··· Supplied data ···
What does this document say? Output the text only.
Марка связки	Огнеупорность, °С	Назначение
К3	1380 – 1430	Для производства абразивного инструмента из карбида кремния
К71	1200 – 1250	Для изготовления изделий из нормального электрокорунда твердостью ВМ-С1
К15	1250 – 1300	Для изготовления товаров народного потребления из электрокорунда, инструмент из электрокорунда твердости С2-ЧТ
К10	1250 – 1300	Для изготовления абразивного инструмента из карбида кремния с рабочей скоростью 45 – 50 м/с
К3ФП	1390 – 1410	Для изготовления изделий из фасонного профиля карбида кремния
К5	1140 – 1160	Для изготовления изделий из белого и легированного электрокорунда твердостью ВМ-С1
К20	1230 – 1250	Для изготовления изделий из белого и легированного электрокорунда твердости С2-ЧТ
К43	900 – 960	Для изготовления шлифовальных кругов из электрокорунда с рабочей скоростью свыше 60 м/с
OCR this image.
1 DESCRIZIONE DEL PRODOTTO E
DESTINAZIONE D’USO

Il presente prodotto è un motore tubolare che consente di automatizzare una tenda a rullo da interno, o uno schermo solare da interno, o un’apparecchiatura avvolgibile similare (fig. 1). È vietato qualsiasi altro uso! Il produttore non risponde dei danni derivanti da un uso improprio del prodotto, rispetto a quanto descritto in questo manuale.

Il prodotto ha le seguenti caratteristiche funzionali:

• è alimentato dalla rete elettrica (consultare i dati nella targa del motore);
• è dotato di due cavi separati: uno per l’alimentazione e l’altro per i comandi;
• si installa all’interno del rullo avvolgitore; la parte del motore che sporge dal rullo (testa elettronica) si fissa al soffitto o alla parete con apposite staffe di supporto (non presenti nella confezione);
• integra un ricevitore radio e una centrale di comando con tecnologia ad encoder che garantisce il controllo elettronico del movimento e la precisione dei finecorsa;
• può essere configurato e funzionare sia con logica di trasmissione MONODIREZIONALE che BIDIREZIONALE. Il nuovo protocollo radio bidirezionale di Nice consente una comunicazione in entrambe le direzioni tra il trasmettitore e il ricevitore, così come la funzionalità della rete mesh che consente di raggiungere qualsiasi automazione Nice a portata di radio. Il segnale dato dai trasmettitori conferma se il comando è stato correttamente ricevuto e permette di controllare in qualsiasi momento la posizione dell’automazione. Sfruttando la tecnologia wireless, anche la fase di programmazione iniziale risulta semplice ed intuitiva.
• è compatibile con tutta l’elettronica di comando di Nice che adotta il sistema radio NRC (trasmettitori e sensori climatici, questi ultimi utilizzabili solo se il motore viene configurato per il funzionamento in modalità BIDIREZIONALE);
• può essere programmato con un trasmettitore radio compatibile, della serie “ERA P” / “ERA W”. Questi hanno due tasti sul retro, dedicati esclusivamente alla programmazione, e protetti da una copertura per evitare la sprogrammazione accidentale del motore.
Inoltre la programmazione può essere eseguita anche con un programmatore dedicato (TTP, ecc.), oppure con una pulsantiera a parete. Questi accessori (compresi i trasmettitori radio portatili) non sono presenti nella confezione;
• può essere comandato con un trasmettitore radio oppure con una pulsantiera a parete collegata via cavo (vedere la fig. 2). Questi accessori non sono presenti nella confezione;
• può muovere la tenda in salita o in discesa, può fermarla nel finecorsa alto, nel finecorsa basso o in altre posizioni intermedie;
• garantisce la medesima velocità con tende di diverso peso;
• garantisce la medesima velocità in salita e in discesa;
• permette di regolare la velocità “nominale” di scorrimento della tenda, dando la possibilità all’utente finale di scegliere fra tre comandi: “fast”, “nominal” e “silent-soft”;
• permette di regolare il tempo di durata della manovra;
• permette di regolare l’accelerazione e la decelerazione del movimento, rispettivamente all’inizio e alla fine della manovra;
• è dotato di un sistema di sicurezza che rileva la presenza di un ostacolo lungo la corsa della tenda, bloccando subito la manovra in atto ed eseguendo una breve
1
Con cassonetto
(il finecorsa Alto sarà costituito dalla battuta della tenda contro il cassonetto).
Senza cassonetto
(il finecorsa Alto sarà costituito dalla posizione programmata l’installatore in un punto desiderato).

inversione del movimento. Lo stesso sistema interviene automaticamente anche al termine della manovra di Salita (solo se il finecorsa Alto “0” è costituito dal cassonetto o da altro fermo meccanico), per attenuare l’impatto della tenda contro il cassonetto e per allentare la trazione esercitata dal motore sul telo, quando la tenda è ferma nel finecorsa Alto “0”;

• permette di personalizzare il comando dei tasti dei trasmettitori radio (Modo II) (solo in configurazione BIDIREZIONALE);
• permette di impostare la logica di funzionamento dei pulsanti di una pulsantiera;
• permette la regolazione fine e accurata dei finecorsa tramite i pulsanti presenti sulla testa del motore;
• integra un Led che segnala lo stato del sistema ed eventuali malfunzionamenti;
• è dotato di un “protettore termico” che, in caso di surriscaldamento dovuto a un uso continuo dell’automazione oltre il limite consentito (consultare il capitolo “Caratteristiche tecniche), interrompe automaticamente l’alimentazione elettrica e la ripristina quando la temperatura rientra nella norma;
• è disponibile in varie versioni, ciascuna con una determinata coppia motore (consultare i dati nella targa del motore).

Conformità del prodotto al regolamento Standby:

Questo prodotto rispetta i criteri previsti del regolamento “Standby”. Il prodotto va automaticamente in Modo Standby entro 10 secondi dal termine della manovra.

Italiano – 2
···
- Given request -
Retype the records that precede this task, keeping them exactly the same.

- Answer for the task -
What does this document say? Output the text only.
Марка связки	Огнеупорность, °С	Назначение
К3	1380 – 1430	Для производства абразивного инструмента из карбида кремния
К71	1200 – 1250	Для изготовления изделий из нормального электрокорунда твердостью ВМ-С1
К15	1250 – 1300	Для изготовления товаров народного потребления из электрокорунда, инструмент из электрокорунда твердости С2-ЧТ
К10	1250 – 1300	Для изготовления абразивного инструмента из карбида кремния с рабочей скоростью 45 – 50 м/с
К3ФП	1390 – 1410	Для изготовления изделий из фасонного профиля карбида кремния
К5	1140 – 1160	Для изготовления изделий из белого и легированного электрокорунда твердостью ВМ-С1
К20	1230 – 1250	Для изготовления изделий из белого и легированного электрокорунда твердости С2-ЧТ
К43	900 – 960	Для изготовления шлифовальных кругов из электрокорунда с рабочей скоростью свыше 60 м/с
OCR this image.
1 DESCRIZIONE DEL PRODOTTO E
DESTINAZIONE D’USO

Il presente prodotto è un motore tubolare che consente di automatizzare una tenda a rullo da interno, o uno schermo solare da interno, o un’apparecchiatura avvolgibile similare (fig. 1). È vietato qualsiasi altro uso! Il produttore non risponde dei danni derivanti da un uso improprio del prodotto, rispetto a quanto descritto in questo manuale.

Il prodotto ha le seguenti caratteristiche funzionali:

• è alimentato dalla rete elettrica (consultare i dati nella targa del motore);
• è dotato di due cavi separati: uno per l’alimentazione e l’altro per i comandi;
• si installa all’interno del rullo avvolgitore; la parte del motore che sporge dal rullo (testa elettronica) si fissa al soffitto o alla parete con apposite staffe di supporto (non presenti nella confezione);
• integra un ricevitore radio e una centrale di comando con tecnologia ad encoder che garantisce il controllo elettronico del movimento e la precisione dei finecorsa;
• può essere configurato e funzionare sia con logica di trasmissione MONODIREZIONALE che BIDIREZIONALE. Il nuovo protocollo radio bidirezionale di Nice consente una comunicazione in entrambe le direzioni tra il trasmettitore e il ricevitore, così come la funzionalità della rete mesh che consente di raggiungere qualsiasi automazione Nice a portata di radio. Il segnale dato dai trasmettitori conferma se il comando è stato correttamente ricevuto e permette di controllare in qualsiasi momento la posizione dell’automazione. Sfruttando la tecnologia wireless, anche la fase di programmazione iniziale risulta semplice ed intuitiva.
• è compatibile con tutta l’elettronica di comando di Nice che adotta il sistema radio NRC (trasmettitori e sensori climatici, questi ultimi utilizzabili solo se il motore viene configurato per il funzionamento in modalità BIDIREZIONALE);
• può essere programmato con un trasmettitore radio compatibile, della serie “ERA P” / “ERA W”. Questi hanno due tasti sul retro, dedicati esclusivamente alla programmazione, e protetti da una copertura per evitare la sprogrammazione accidentale del motore.
Inoltre la programmazione può essere eseguita anche con un programmatore dedicato (TTP, ecc.), oppure con una pulsantiera a parete. Questi accessori (compresi i trasmettitori radio portatili) non sono presenti nella confezione;
• può essere comandato con un trasmettitore radio oppure con una pulsantiera a parete collegata via cavo (vedere la fig. 2). Questi accessori non sono presenti nella confezione;
• può muovere la tenda in salita o in discesa, può fermarla nel finecorsa alto, nel finecorsa basso o in altre posizioni intermedie;
• garantisce la medesima velocità con tende di diverso peso;
• garantisce la medesima velocità in salita e in discesa;
• permette di regolare la velocità “nominale” di scorrimento della tenda, dando la possibilità all’utente finale di scegliere fra tre comandi: “fast”, “nominal” e “silent-soft”;
• permette di regolare il tempo di durata della manovra;
• permette di regolare l’accelerazione e la decelerazione del movimento, rispettivamente all’inizio e alla fine della manovra;
• è dotato di un sistema di sicurezza che rileva la presenza di un ostacolo lungo la corsa della tenda, bloccando subito la manovra in atto ed eseguendo una breve
1
Con cassonetto
(il finecorsa Alto sarà costituito dalla battuta della tenda contro il cassonetto).
Senza cassonetto
(il finecorsa Alto sarà costituito dalla posizione programmata l’installatore in un punto desiderato).

inversione del movimento. Lo stesso sistema interviene automaticamente anche al termine della manovra di Salita (solo se il finecorsa Alto “0” è costituito dal cassonetto o da altro fermo meccanico), per attenuare l’impatto della tenda contro il cassonetto e per allentare la trazione esercitata dal motore sul telo, quando la tenda è ferma nel finecorsa Alto “0”;

• permette di personalizzare il comando dei tasti dei trasmettitori radio (Modo II) (solo in configurazione BIDIREZIONALE);
• permette di impostare la logica di funzionamento dei pulsanti di una pulsantiera;
• permette la regolazione fine e accurata dei finecorsa tramite i pulsanti presenti sulla testa del motore;
• integra un Led che segnala lo stato del sistema ed eventuali malfunzionamenti;
• è dotato di un “protettore termico” che, in caso di surriscaldamento dovuto a un uso continuo dell’automazione oltre il limite consentito (consultare il capitolo “Caratteristiche tecniche), interrompe automaticamente l’alimentazione elettrica e la ripristina quando la temperatura rientra nella norma;
• è disponibile in varie versioni, ciascuna con una determinata coppia motore (consultare i dati nella targa del motore).

Conformità del prodotto al regolamento Standby:

Questo prodotto rispetta i criteri previsti del regolamento “Standby”. Il prodotto va automaticamente in Modo Standby entro 10 secondi dal termine della manovra.

Italiano – 2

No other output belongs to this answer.